◆ Aim: Retype each record shown below, leaving every character as it is.
* Begin Exercise material *
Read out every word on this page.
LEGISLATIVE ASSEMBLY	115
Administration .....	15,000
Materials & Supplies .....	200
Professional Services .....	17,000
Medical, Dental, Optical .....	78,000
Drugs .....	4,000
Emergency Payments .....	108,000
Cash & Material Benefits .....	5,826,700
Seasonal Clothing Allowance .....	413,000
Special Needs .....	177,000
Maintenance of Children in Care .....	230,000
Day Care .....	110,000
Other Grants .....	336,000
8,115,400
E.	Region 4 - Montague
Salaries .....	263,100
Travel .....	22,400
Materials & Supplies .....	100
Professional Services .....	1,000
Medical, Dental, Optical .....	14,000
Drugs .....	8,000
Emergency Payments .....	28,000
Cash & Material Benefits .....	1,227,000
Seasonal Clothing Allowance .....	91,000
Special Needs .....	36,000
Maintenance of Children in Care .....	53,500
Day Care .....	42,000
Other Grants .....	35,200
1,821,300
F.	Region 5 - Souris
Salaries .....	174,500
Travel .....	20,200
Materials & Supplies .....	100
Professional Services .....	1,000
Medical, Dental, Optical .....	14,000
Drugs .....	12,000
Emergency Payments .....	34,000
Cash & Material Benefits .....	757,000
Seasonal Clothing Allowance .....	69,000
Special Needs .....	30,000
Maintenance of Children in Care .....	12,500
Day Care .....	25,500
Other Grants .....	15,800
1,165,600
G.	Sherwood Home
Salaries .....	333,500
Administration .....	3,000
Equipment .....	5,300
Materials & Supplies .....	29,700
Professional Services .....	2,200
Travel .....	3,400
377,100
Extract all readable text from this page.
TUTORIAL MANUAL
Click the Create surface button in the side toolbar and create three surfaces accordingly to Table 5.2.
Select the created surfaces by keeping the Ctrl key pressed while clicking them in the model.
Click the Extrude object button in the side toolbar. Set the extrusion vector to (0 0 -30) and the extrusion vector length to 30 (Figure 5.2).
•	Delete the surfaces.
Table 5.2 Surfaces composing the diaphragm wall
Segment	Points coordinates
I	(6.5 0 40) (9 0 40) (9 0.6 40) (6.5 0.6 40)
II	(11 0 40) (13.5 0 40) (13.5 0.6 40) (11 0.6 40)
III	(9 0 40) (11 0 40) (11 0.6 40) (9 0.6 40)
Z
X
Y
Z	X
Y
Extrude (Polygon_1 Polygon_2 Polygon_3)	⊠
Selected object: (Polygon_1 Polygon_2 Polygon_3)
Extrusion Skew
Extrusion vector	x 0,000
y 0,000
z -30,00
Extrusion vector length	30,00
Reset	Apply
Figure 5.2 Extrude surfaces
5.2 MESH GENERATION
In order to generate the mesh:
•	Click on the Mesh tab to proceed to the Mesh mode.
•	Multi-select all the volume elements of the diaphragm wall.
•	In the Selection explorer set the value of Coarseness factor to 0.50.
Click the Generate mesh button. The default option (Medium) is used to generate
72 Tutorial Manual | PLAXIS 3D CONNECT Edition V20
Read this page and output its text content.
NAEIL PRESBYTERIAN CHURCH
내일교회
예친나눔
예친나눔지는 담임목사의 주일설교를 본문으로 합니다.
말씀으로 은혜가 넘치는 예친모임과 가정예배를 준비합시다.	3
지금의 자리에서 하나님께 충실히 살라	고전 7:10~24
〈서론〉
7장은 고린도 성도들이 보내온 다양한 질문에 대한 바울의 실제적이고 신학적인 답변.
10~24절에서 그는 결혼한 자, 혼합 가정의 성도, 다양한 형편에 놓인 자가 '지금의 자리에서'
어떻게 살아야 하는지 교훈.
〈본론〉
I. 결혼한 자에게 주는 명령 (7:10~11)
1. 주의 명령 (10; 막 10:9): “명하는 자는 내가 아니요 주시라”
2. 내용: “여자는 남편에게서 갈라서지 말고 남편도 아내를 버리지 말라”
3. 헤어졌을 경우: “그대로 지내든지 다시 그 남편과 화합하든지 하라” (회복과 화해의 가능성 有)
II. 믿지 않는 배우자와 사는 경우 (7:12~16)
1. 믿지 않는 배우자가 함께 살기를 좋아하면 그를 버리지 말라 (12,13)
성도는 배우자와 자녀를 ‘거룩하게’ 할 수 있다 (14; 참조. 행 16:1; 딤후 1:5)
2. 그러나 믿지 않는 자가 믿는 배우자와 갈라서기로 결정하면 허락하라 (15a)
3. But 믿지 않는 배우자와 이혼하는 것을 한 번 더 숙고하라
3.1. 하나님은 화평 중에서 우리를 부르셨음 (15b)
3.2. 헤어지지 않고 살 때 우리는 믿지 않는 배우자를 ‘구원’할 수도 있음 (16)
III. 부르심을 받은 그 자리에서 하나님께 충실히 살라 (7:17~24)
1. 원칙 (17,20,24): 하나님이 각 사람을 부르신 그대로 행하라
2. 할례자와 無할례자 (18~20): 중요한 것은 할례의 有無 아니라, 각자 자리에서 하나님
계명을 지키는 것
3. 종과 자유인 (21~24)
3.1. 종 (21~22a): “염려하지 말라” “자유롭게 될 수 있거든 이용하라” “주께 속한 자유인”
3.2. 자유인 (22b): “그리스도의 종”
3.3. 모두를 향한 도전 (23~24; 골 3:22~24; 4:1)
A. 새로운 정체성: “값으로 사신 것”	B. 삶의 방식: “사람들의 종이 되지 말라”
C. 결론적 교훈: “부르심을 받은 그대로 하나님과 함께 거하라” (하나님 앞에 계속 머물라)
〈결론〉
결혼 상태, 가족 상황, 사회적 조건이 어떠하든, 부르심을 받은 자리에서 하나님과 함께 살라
* End Exercise material *
◆ Exercise answer:
Read out every word on this page.
LEGISLATIVE ASSEMBLY	115
Administration .....	15,000
Materials & Supplies .....	200
Professional Services .....	17,000
Medical, Dental, Optical .....	78,000
Drugs .....	4,000
Emergency Payments .....	108,000
Cash & Material Benefits .....	5,826,700
Seasonal Clothing Allowance .....	413,000
Special Needs .....	177,000
Maintenance of Children in Care .....	230,000
Day Care .....	110,000
Other Grants .....	336,000
8,115,400
E.	Region 4 - Montague
Salaries .....	263,100
Travel .....	22,400
Materials & Supplies .....	100
Professional Services .....	1,000
Medical, Dental, Optical .....	14,000
Drugs .....	8,000
Emergency Payments .....	28,000
Cash & Material Benefits .....	1,227,000
Seasonal Clothing Allowance .....	91,000
Special Needs .....	36,000
Maintenance of Children in Care .....	53,500
Day Care .....	42,000
Other Grants .....	35,200
1,821,300
F.	Region 5 - Souris
Salaries .....	174,500
Travel .....	20,200
Materials & Supplies .....	100
Professional Services .....	1,000
Medical, Dental, Optical .....	14,000
Drugs .....	12,000
Emergency Payments .....	34,000
Cash & Material Benefits .....	757,000
Seasonal Clothing Allowance .....	69,000
Special Needs .....	30,000
Maintenance of Children in Care .....	12,500
Day Care .....	25,500
Other Grants .....	15,800
1,165,600
G.	Sherwood Home
Salaries .....	333,500
Administration .....	3,000
Equipment .....	5,300
Materials & Supplies .....	29,700
Professional Services .....	2,200
Travel .....	3,400
377,100
Extract all readable text from this page.
TUTORIAL MANUAL
Click the Create surface button in the side toolbar and create three surfaces accordingly to Table 5.2.
Select the created surfaces by keeping the Ctrl key pressed while clicking them in the model.
Click the Extrude object button in the side toolbar. Set the extrusion vector to (0 0 -30) and the extrusion vector length to 30 (Figure 5.2).
•	Delete the surfaces.
Table 5.2 Surfaces composing the diaphragm wall
Segment	Points coordinates
I	(6.5 0 40) (9 0 40) (9 0.6 40) (6.5 0.6 40)
II	(11 0 40) (13.5 0 40) (13.5 0.6 40) (11 0.6 40)
III	(9 0 40) (11 0 40) (11 0.6 40) (9 0.6 40)
Z
X
Y
Z	X
Y
Extrude (Polygon_1 Polygon_2 Polygon_3)	⊠
Selected object: (Polygon_1 Polygon_2 Polygon_3)
Extrusion Skew
Extrusion vector	x 0,000
y 0,000
z -30,00
Extrusion vector length	30,00
Reset	Apply
Figure 5.2 Extrude surfaces
5.2 MESH GENERATION
In order to generate the mesh:
•	Click on the Mesh tab to proceed to the Mesh mode.
•	Multi-select all the volume elements of the diaphragm wall.
•	In the Selection explorer set the value of Coarseness factor to 0.50.
Click the Generate mesh button. The default option (Medium) is used to generate
72 Tutorial Manual | PLAXIS 3D CONNECT Edition V20
Read this page and output its text content.
NAEIL PRESBYTERIAN CHURCH
내일교회
예친나눔
예친나눔지는 담임목사의 주일설교를 본문으로 합니다.
말씀으로 은혜가 넘치는 예친모임과 가정예배를 준비합시다.	3
지금의 자리에서 하나님께 충실히 살라	고전 7:10~24
〈서론〉
7장은 고린도 성도들이 보내온 다양한 질문에 대한 바울의 실제적이고 신학적인 답변.
10~24절에서 그는 결혼한 자, 혼합 가정의 성도, 다양한 형편에 놓인 자가 '지금의 자리에서'
어떻게 살아야 하는지 교훈.
〈본론〉
I. 결혼한 자에게 주는 명령 (7:10~11)
1. 주의 명령 (10; 막 10:9): “명하는 자는 내가 아니요 주시라”
2. 내용: “여자는 남편에게서 갈라서지 말고 남편도 아내를 버리지 말라”
3. 헤어졌을 경우: “그대로 지내든지 다시 그 남편과 화합하든지 하라” (회복과 화해의 가능성 有)
II. 믿지 않는 배우자와 사는 경우 (7:12~16)
1. 믿지 않는 배우자가 함께 살기를 좋아하면 그를 버리지 말라 (12,13)
성도는 배우자와 자녀를 ‘거룩하게’ 할 수 있다 (14; 참조. 행 16:1; 딤후 1:5)
2. 그러나 믿지 않는 자가 믿는 배우자와 갈라서기로 결정하면 허락하라 (15a)
3. But 믿지 않는 배우자와 이혼하는 것을 한 번 더 숙고하라
3.1. 하나님은 화평 중에서 우리를 부르셨음 (15b)
3.2. 헤어지지 않고 살 때 우리는 믿지 않는 배우자를 ‘구원’할 수도 있음 (16)
III. 부르심을 받은 그 자리에서 하나님께 충실히 살라 (7:17~24)
1. 원칙 (17,20,24): 하나님이 각 사람을 부르신 그대로 행하라
2. 할례자와 無할례자 (18~20): 중요한 것은 할례의 有無 아니라, 각자 자리에서 하나님
계명을 지키는 것
3. 종과 자유인 (21~24)
3.1. 종 (21~22a): “염려하지 말라” “자유롭게 될 수 있거든 이용하라” “주께 속한 자유인”
3.2. 자유인 (22b): “그리스도의 종”
3.3. 모두를 향한 도전 (23~24; 골 3:22~24; 4:1)
A. 새로운 정체성: “값으로 사신 것”	B. 삶의 방식: “사람들의 종이 되지 말라”
C. 결론적 교훈: “부르심을 받은 그대로 하나님과 함께 거하라” (하나님 앞에 계속 머물라)
〈결론〉
결혼 상태, 가족 상황, 사회적 조건이 어떠하든, 부르심을 받은 자리에서 하나님과 함께 살라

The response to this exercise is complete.